Work to do: Please copy the records below word for word, starting with the line that contains "card-photo[interactable]: MS. OCASIO-CORTEZ" and ending with the last line of the records, both of those lines included.

** Begin Records for this exercise **

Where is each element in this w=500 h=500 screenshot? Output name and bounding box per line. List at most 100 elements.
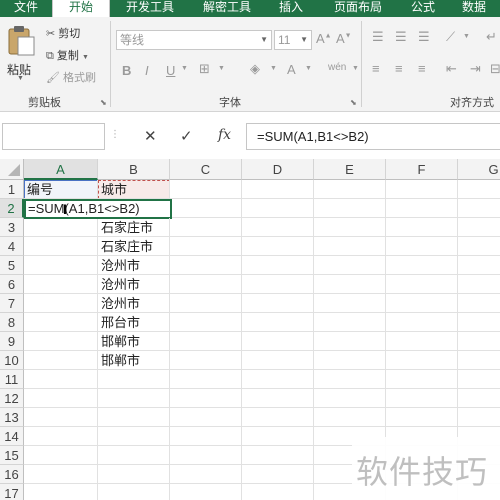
chevron-down-icon: ▼: [81, 54, 89, 61]
row-header[interactable]: 5: [0, 256, 24, 275]
chevron-down-icon[interactable]: ▼: [181, 65, 188, 72]
cell-b7[interactable]: 沧州市: [98, 294, 170, 313]
decrease-font-icon[interactable]: A▼: [336, 31, 352, 46]
tab-data[interactable]: 数据: [448, 0, 500, 17]
chevron-down-icon: ▼: [300, 35, 308, 44]
chevron-down-icon[interactable]: ▼: [270, 65, 277, 72]
chevron-down-icon[interactable]: ▼: [352, 65, 359, 72]
dialog-launcher-icon[interactable]: ⬊: [100, 98, 107, 107]
row-header[interactable]: 6: [0, 275, 24, 294]
tab-page-layout[interactable]: 页面布局: [318, 0, 398, 17]
tab-home[interactable]: 开始: [52, 0, 110, 17]
select-all-corner[interactable]: [0, 159, 24, 180]
row-header[interactable]: 11: [0, 370, 24, 389]
font-color-icon[interactable]: A: [287, 62, 296, 77]
row-header[interactable]: 17: [0, 484, 24, 500]
tab-file[interactable]: 文件: [0, 0, 52, 17]
cell-b6[interactable]: 沧州市: [98, 275, 170, 294]
cell-b3[interactable]: 石家庄市: [98, 218, 170, 237]
font-group-label: 字体: [219, 97, 241, 109]
chevron-down-icon: ▼: [260, 35, 268, 44]
italic-button[interactable]: I: [145, 63, 149, 78]
row-header[interactable]: 4: [0, 237, 24, 256]
column-header-c[interactable]: C: [170, 159, 242, 180]
decrease-indent-icon[interactable]: ⇤: [446, 61, 457, 77]
align-center-icon[interactable]: ≡: [395, 61, 403, 76]
font-size-select[interactable]: 11 ▼: [274, 30, 312, 50]
row-header[interactable]: 8: [0, 313, 24, 332]
cell-a1[interactable]: 编号: [24, 180, 98, 199]
row-header[interactable]: 9: [0, 332, 24, 351]
column-header-a[interactable]: A: [24, 159, 98, 180]
cut-button[interactable]: ✂ 剪切: [46, 25, 80, 41]
tab-formulas[interactable]: 公式: [400, 0, 446, 17]
row-header[interactable]: 2: [0, 199, 24, 218]
border-icon[interactable]: ⊞: [199, 61, 210, 77]
clipboard-icon: [8, 26, 35, 56]
wrap-text-icon[interactable]: ↵: [486, 29, 497, 45]
tab-decrypt[interactable]: 解密工具: [190, 0, 264, 17]
row-header[interactable]: 7: [0, 294, 24, 313]
row-header[interactable]: 1: [0, 180, 24, 199]
align-bottom-icon[interactable]: ☰: [418, 29, 430, 45]
cell-b5[interactable]: 沧州市: [98, 256, 170, 275]
row-header[interactable]: 12: [0, 389, 24, 408]
column-header-e[interactable]: E: [314, 159, 386, 180]
align-top-icon[interactable]: ☰: [372, 29, 384, 45]
row-header[interactable]: 10: [0, 351, 24, 370]
cell-b8[interactable]: 邢台市: [98, 313, 170, 332]
chevron-down-icon[interactable]: ▼: [305, 65, 312, 72]
align-left-icon[interactable]: ≡: [372, 61, 380, 76]
phonetic-label: wén: [328, 62, 347, 73]
tab-developer[interactable]: 开发工具: [112, 0, 188, 17]
row-header[interactable]: 15: [0, 446, 24, 465]
row-header[interactable]: 14: [0, 427, 24, 446]
ribbon: 粘贴 ▼ ✂ 剪切 ⧉ 复制 ▼ 🖌 格式刷 剪贴板 ⬊ 等线 ▼ 11 ▼ A…: [0, 17, 500, 112]
chevron-down-icon: ▼: [17, 75, 24, 82]
underline-button[interactable]: U: [166, 63, 175, 78]
cell-b10[interactable]: 邯郸市: [98, 351, 170, 370]
name-box[interactable]: [2, 123, 105, 150]
align-right-icon[interactable]: ≡: [418, 61, 426, 76]
merge-cells-icon[interactable]: ⊟: [490, 61, 500, 77]
chevron-down-icon[interactable]: ▼: [218, 65, 225, 72]
increase-indent-icon[interactable]: ⇥: [470, 61, 481, 77]
column-header-b[interactable]: B: [98, 159, 170, 180]
cell-a2-formula: =SUM(A1,B1<>B2): [28, 201, 140, 216]
row-header[interactable]: 13: [0, 408, 24, 427]
column-header-d[interactable]: D: [242, 159, 314, 180]
fill-color-icon[interactable]: ◈: [250, 61, 260, 77]
cell-b9[interactable]: 邯郸市: [98, 332, 170, 351]
font-name-select[interactable]: 等线 ▼: [116, 30, 272, 50]
phonetic-guide-icon[interactable]: wén: [328, 62, 346, 73]
copy-button[interactable]: ⧉ 复制 ▼: [46, 47, 89, 63]
format-painter-button[interactable]: 🖌 格式刷: [46, 69, 96, 85]
paste-button[interactable]: 粘贴 ▼: [4, 23, 38, 83]
cancel-icon[interactable]: ✕: [144, 127, 157, 145]
cell-b4[interactable]: 石家庄市: [98, 237, 170, 256]
orientation-icon[interactable]: ⟋: [446, 29, 455, 45]
tab-insert[interactable]: 插入: [266, 0, 316, 17]
dialog-launcher-icon[interactable]: ⬊: [350, 98, 357, 107]
copy-label: 复制: [56, 50, 79, 62]
cell-b1[interactable]: 城市: [98, 180, 170, 199]
select-all-triangle-icon: [8, 164, 20, 176]
bold-button[interactable]: B: [122, 63, 131, 78]
column-header-f[interactable]: F: [386, 159, 458, 180]
formula-input[interactable]: =SUM(A1,B1<>B2): [246, 123, 500, 150]
watermark: 软件技巧: [352, 437, 500, 500]
clipboard-group-label: 剪贴板: [28, 97, 61, 109]
increase-font-icon[interactable]: A▲: [316, 31, 332, 46]
chevron-down-icon[interactable]: ▼: [463, 33, 470, 40]
column-header-g[interactable]: G: [458, 159, 500, 180]
splitter-dots-icon[interactable]: ⋮: [110, 129, 120, 140]
row-header[interactable]: 16: [0, 465, 24, 484]
text-cursor-icon: I: [63, 201, 67, 217]
insert-function-icon[interactable]: fx: [218, 127, 231, 143]
active-cell-editor[interactable]: =SUM(A1,B1<>B2): [24, 199, 172, 219]
align-middle-icon[interactable]: ☰: [395, 29, 407, 45]
font-name-value: 等线: [120, 33, 145, 47]
row-header[interactable]: 3: [0, 218, 24, 237]
alignment-group-label: 对齐方式: [450, 97, 494, 109]
enter-icon[interactable]: ✓: [180, 127, 193, 145]
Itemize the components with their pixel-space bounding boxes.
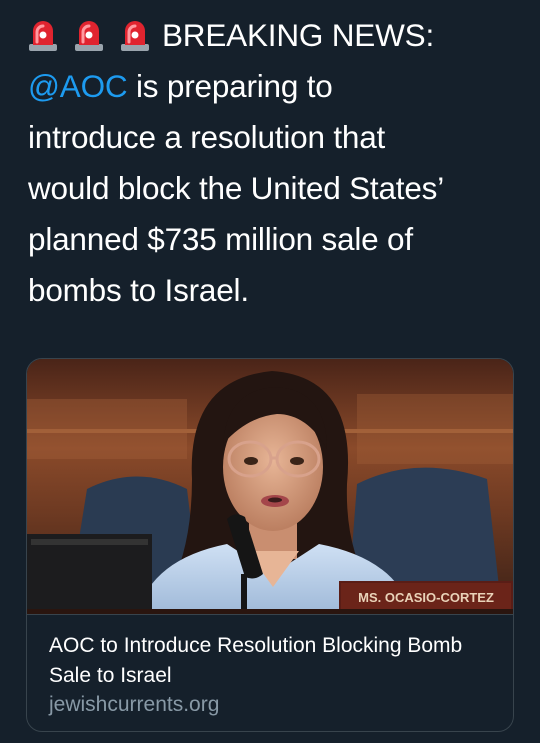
card-photo[interactable]: MS. OCASIO-CORTEZ <box>27 359 513 614</box>
tweet-line-4: planned $735 million sale of <box>28 221 413 257</box>
rotating-light-icon <box>29 20 57 51</box>
nameplate-text: MS. OCASIO-CORTEZ <box>358 590 494 605</box>
rotating-light-icon <box>75 20 103 51</box>
tweet-text: BREAKING NEWS: @AOC is preparing to intr… <box>28 10 528 316</box>
card-meta[interactable]: AOC to Introduce Resolution Blocking Bom… <box>27 614 513 731</box>
link-preview-card[interactable]: MS. OCASIO-CORTEZ AOC to Introduce Resol… <box>26 358 514 732</box>
tweet-line-1-text: is preparing to <box>127 68 333 104</box>
card-title[interactable]: AOC to Introduce Resolution Blocking Bom… <box>49 631 499 691</box>
headline-line: BREAKING NEWS: <box>28 10 528 61</box>
tweet-line-2: introduce a resolution that <box>28 119 386 155</box>
mention-link[interactable]: @AOC <box>28 68 128 104</box>
tweet-line-1: @AOC is preparing to <box>28 61 528 112</box>
headline-label: BREAKING NEWS: <box>162 17 434 53</box>
card-domain: jewishcurrents.org <box>49 693 220 716</box>
tweet-line-3: would block the United States’ <box>28 170 444 206</box>
rotating-light-icon <box>121 20 149 51</box>
tweet-line-5: bombs to Israel. <box>28 272 249 308</box>
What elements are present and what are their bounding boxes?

** End Records for this exercise **

Completed task:
card-photo[interactable]: MS. OCASIO-CORTEZ <box>27 359 513 614</box>
tweet-line-4: planned $735 million sale of <box>28 221 413 257</box>
rotating-light-icon <box>29 20 57 51</box>
nameplate-text: MS. OCASIO-CORTEZ <box>358 590 494 605</box>
rotating-light-icon <box>75 20 103 51</box>
tweet-text: BREAKING NEWS: @AOC is preparing to intr… <box>28 10 528 316</box>
card-meta[interactable]: AOC to Introduce Resolution Blocking Bom… <box>27 614 513 731</box>
link-preview-card[interactable]: MS. OCASIO-CORTEZ AOC to Introduce Resol… <box>26 358 514 732</box>
tweet-line-1-text: is preparing to <box>127 68 333 104</box>
card-title[interactable]: AOC to Introduce Resolution Blocking Bom… <box>49 631 499 691</box>
headline-line: BREAKING NEWS: <box>28 10 528 61</box>
tweet-line-2: introduce a resolution that <box>28 119 386 155</box>
mention-link[interactable]: @AOC <box>28 68 128 104</box>
tweet-line-1: @AOC is preparing to <box>28 61 528 112</box>
headline-label: BREAKING NEWS: <box>162 17 434 53</box>
card-domain: jewishcurrents.org <box>49 693 220 716</box>
tweet-line-3: would block the United States’ <box>28 170 444 206</box>
rotating-light-icon <box>121 20 149 51</box>
tweet-line-5: bombs to Israel. <box>28 272 249 308</box>
What elements are present and what are their bounding boxes?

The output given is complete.